Input rows:

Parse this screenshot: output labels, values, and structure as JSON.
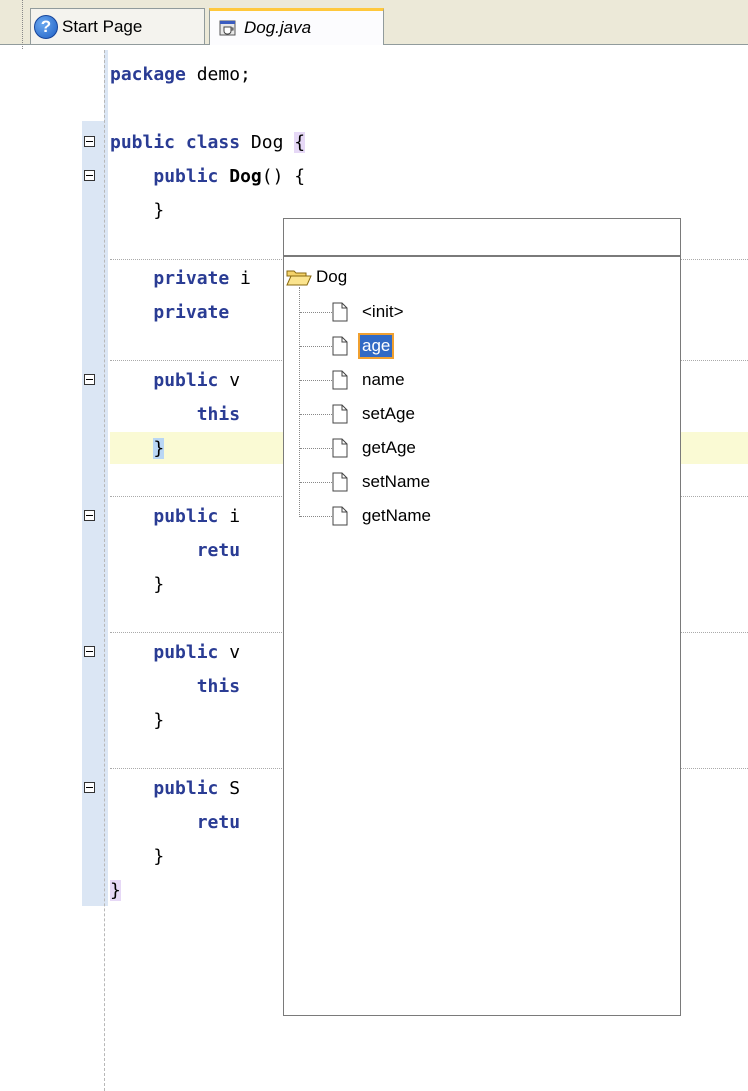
{
  "tabs": [
    {
      "label": "Start Page",
      "icon": "help-icon",
      "active": false
    },
    {
      "label": "Dog.java",
      "icon": "java-file-icon",
      "active": true
    }
  ],
  "code": {
    "line1": {
      "kw": "package",
      "rest": " demo;"
    },
    "line2": {
      "kw1": "public",
      "kw2": "class",
      "rest": " Dog ",
      "brace": "{"
    },
    "line3": {
      "kw": "public",
      "name": "Dog",
      "rest": "() {"
    },
    "line4": "}",
    "line5": {
      "kw": "private",
      "rest": " i"
    },
    "line6": {
      "kw": "private"
    },
    "line7": {
      "kw": "public",
      "rest": " v"
    },
    "line8": {
      "kw": "this"
    },
    "line9": "}",
    "line10": {
      "kw": "public",
      "rest": " i"
    },
    "line11": {
      "kw": "retu"
    },
    "line12": "}",
    "line13": {
      "kw": "public",
      "rest": " v"
    },
    "line14": {
      "kw": "this"
    },
    "line15": "}",
    "line16": {
      "kw": "public",
      "rest": " S"
    },
    "line17": {
      "kw": "retu"
    },
    "line18": "}",
    "line19": "}"
  },
  "popup": {
    "search_value": "",
    "root_label": "Dog",
    "members": [
      "<init>",
      "age",
      "name",
      "setAge",
      "getAge",
      "setName",
      "getName"
    ],
    "selected": "age"
  }
}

Brief:
Find each line holding the word "rest" and copy it.

Task solution:
      "rest": " demo;"
      "rest": " Dog ",
      "rest": "() {"
      "rest": " i"
      "rest": " v"
      "rest": " i"
      "rest": " v"
      "rest": " S"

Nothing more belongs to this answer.